* BEGIN Information given *
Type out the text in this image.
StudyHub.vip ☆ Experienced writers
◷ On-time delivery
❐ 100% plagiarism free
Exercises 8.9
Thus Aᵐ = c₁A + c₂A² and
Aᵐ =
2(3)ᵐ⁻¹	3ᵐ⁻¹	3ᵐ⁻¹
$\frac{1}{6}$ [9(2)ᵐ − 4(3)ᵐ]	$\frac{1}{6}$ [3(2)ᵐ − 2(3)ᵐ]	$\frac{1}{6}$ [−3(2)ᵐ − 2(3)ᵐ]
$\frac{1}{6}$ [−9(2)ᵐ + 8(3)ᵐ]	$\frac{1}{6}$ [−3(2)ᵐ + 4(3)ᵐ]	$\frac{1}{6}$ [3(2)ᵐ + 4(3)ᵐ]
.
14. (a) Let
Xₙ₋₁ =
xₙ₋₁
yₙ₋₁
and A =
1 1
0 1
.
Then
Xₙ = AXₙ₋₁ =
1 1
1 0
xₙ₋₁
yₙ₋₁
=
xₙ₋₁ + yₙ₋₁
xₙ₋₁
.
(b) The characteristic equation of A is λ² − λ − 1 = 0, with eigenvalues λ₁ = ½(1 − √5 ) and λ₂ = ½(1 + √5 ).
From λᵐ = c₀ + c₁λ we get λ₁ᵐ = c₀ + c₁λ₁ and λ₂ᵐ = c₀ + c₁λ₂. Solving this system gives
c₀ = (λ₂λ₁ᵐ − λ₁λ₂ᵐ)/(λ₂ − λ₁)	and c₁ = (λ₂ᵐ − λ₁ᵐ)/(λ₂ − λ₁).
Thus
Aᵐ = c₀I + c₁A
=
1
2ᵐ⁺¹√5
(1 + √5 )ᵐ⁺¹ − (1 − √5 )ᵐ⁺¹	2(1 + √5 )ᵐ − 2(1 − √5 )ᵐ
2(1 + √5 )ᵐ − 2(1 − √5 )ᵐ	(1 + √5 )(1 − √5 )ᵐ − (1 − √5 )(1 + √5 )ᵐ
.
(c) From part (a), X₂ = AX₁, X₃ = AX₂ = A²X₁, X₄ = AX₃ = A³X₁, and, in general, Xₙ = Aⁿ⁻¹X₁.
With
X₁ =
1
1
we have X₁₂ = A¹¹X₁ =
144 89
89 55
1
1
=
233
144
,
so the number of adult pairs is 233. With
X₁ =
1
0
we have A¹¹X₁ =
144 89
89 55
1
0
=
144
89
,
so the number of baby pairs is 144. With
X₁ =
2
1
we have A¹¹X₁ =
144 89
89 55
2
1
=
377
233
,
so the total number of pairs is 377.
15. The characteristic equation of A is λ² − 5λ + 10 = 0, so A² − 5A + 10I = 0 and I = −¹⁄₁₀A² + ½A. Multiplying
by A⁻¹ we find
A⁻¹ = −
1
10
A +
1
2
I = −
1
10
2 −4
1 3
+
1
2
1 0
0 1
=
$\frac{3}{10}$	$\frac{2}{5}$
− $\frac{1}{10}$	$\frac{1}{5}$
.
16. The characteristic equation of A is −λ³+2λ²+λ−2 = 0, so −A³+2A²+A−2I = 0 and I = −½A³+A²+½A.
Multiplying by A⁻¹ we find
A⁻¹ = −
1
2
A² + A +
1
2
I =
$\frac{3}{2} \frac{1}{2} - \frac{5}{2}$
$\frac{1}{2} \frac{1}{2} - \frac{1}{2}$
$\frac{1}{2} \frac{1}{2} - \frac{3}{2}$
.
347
* END Information given *
## [What needs to be done]
Every line that holds the word "From" counts once; state the total number of such lines and nothing else.

## [Answer to this problem]
2